• _TO DO_: Word for word, transcribe the lines below and drop the pictures.

▽

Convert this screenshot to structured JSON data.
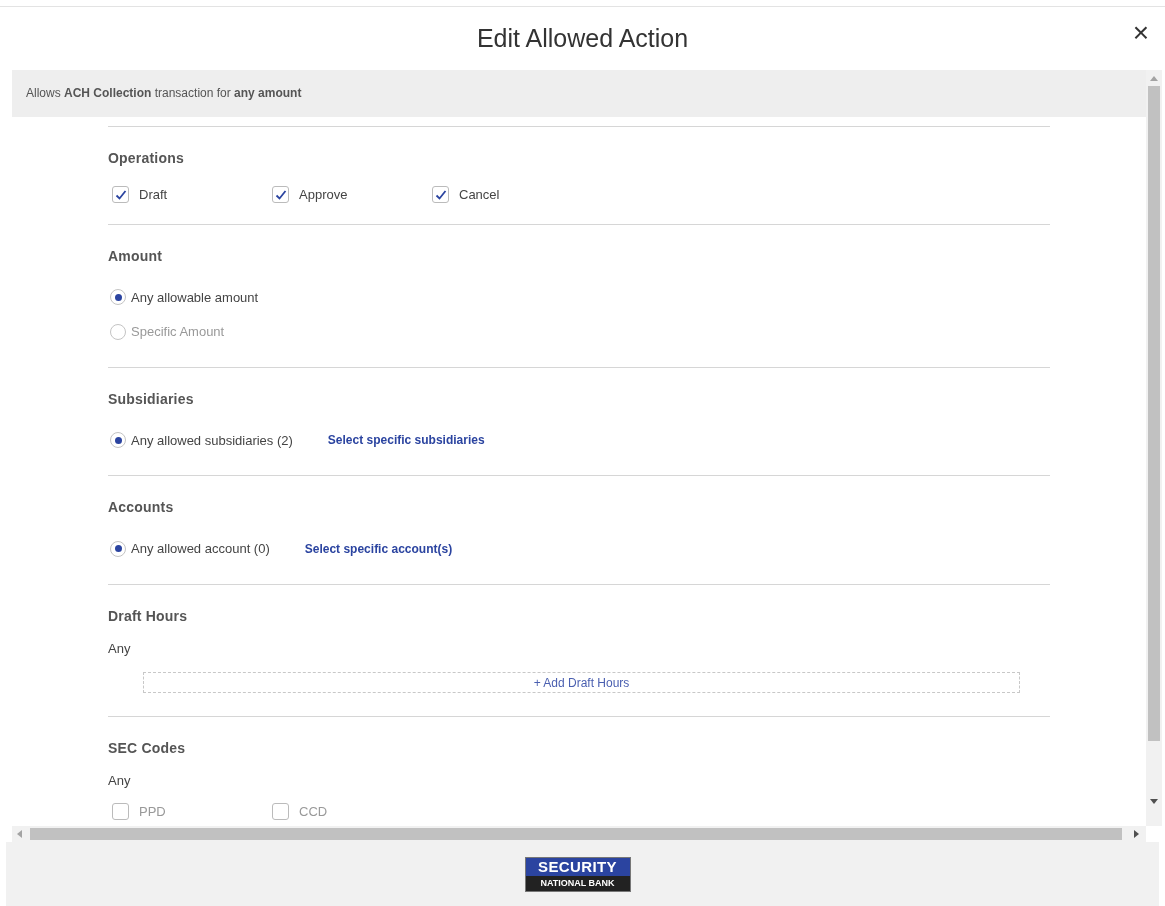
{
  "dialog": {
    "title": "Edit Allowed Action",
    "close": "×"
  },
  "summary": "Allows **ACH Collection** transaction for **any amount**",
  "sections": [
    {
      "kind": "checkboxes",
      "title": "Operations",
      "options": [
        {
          "label": "Draft",
          "checked": true
        },
        {
          "label": "Approve",
          "checked": true
        },
        {
          "label": "Cancel",
          "checked": true
        }
      ]
    },
    {
      "kind": "radios",
      "title": "Amount",
      "options": [
        {
          "label": "Any allowable amount",
          "selected": true,
          "disabled": false
        },
        {
          "label": "Specific Amount",
          "selected": false,
          "disabled": true
        }
      ]
    },
    {
      "kind": "radios",
      "title": "Subsidiaries",
      "options": [
        {
          "label": "Any allowed subsidiaries (2)",
          "selected": true,
          "disabled": false
        }
      ],
      "link": "Select specific subsidiaries"
    },
    {
      "kind": "radios",
      "title": "Accounts",
      "options": [
        {
          "label": "Any allowed account (0)",
          "selected": true,
          "disabled": false
        }
      ],
      "link": "Select specific account(s)"
    },
    {
      "kind": "hours",
      "title": "Draft Hours",
      "value": "Any",
      "add_button": "+ Add Draft Hours"
    },
    {
      "kind": "codes",
      "title": "SEC Codes",
      "value": "Any",
      "options": [
        {
          "label": "PPD",
          "checked": false
        },
        {
          "label": "CCD",
          "checked": false
        }
      ]
    }
  ],
  "footer": {
    "logo_top": "SECURITY",
    "logo_bottom": "NATIONAL BANK"
  }
}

△

• _EXERCISE RESPONSE_:
Convert this screenshot to structured JSON data.
{
  "dialog": {
    "title": "Edit Allowed Action",
    "close": "×"
  },
  "summary": "Allows **ACH Collection** transaction for **any amount**",
  "sections": [
    {
      "kind": "checkboxes",
      "title": "Operations",
      "options": [
        {
          "label": "Draft",
          "checked": true
        },
        {
          "label": "Approve",
          "checked": true
        },
        {
          "label": "Cancel",
          "checked": true
        }
      ]
    },
    {
      "kind": "radios",
      "title": "Amount",
      "options": [
        {
          "label": "Any allowable amount",
          "selected": true,
          "disabled": false
        },
        {
          "label": "Specific Amount",
          "selected": false,
          "disabled": true
        }
      ]
    },
    {
      "kind": "radios",
      "title": "Subsidiaries",
      "options": [
        {
          "label": "Any allowed subsidiaries (2)",
          "selected": true,
          "disabled": false
        }
      ],
      "link": "Select specific subsidiaries"
    },
    {
      "kind": "radios",
      "title": "Accounts",
      "options": [
        {
          "label": "Any allowed account (0)",
          "selected": true,
          "disabled": false
        }
      ],
      "link": "Select specific account(s)"
    },
    {
      "kind": "hours",
      "title": "Draft Hours",
      "value": "Any",
      "add_button": "+ Add Draft Hours"
    },
    {
      "kind": "codes",
      "title": "SEC Codes",
      "value": "Any",
      "options": [
        {
          "label": "PPD",
          "checked": false
        },
        {
          "label": "CCD",
          "checked": false
        }
      ]
    }
  ],
  "footer": {
    "logo_top": "SECURITY",
    "logo_bottom": "NATIONAL BANK"
  }
}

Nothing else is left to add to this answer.